[START Data records]

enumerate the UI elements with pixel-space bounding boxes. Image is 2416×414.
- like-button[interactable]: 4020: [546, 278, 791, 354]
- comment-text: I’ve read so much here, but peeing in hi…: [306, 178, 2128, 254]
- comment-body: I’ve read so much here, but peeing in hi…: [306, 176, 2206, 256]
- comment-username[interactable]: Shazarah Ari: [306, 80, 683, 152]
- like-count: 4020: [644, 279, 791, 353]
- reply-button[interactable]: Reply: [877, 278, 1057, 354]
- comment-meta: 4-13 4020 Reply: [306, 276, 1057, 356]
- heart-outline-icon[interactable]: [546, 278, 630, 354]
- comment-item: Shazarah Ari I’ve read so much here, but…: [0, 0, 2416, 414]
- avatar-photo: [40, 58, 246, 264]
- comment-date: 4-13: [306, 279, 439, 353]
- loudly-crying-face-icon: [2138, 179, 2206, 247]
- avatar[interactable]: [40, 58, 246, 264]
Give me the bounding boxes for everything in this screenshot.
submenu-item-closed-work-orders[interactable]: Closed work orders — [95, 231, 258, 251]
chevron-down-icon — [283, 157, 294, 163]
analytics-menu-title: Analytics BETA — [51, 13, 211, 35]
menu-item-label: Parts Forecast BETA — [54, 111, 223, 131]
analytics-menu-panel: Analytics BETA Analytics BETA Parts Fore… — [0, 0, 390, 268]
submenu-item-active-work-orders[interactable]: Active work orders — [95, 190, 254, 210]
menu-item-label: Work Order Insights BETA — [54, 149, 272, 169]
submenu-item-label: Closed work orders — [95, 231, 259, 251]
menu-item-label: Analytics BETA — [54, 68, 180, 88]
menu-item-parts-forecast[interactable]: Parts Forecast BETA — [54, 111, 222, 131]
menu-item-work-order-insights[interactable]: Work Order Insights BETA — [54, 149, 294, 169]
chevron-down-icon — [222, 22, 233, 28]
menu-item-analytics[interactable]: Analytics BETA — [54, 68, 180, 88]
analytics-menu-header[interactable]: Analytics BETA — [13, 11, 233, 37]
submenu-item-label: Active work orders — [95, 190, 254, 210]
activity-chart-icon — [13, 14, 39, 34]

[END Data records]

* **Task to complete**: Copy out the lines above, replacing each occurrence of "Closed work orders" with "Completed work orders". Keep everything else the same.

* **Result**:
enumerate the UI elements with pixel-space bounding boxes. Image is 2416×414.
- like-button[interactable]: 4020: [546, 278, 791, 354]
- comment-text: I’ve read so much here, but peeing in hi…: [306, 178, 2128, 254]
- comment-body: I’ve read so much here, but peeing in hi…: [306, 176, 2206, 256]
- comment-username[interactable]: Shazarah Ari: [306, 80, 683, 152]
- like-count: 4020: [644, 279, 791, 353]
- reply-button[interactable]: Reply: [877, 278, 1057, 354]
- comment-meta: 4-13 4020 Reply: [306, 276, 1057, 356]
- heart-outline-icon[interactable]: [546, 278, 630, 354]
- comment-item: Shazarah Ari I’ve read so much here, but…: [0, 0, 2416, 414]
- avatar-photo: [40, 58, 246, 264]
- comment-date: 4-13: [306, 279, 439, 353]
- loudly-crying-face-icon: [2138, 179, 2206, 247]
- avatar[interactable]: [40, 58, 246, 264]
Give me the bounding boxes for everything in this screenshot.
submenu-item-closed-work-orders[interactable]: Completed work orders — [95, 231, 258, 251]
chevron-down-icon — [283, 157, 294, 163]
analytics-menu-title: Analytics BETA — [51, 13, 211, 35]
menu-item-label: Parts Forecast BETA — [54, 111, 223, 131]
analytics-menu-panel: Analytics BETA Analytics BETA Parts Fore… — [0, 0, 390, 268]
submenu-item-active-work-orders[interactable]: Active work orders — [95, 190, 254, 210]
menu-item-label: Work Order Insights BETA — [54, 149, 272, 169]
submenu-item-label: Completed work orders — [95, 231, 259, 251]
menu-item-label: Analytics BETA — [54, 68, 180, 88]
menu-item-parts-forecast[interactable]: Parts Forecast BETA — [54, 111, 222, 131]
menu-item-work-order-insights[interactable]: Work Order Insights BETA — [54, 149, 294, 169]
chevron-down-icon — [222, 22, 233, 28]
menu-item-analytics[interactable]: Analytics BETA — [54, 68, 180, 88]
analytics-menu-header[interactable]: Analytics BETA — [13, 11, 233, 37]
submenu-item-label: Active work orders — [95, 190, 254, 210]
activity-chart-icon — [13, 14, 39, 34]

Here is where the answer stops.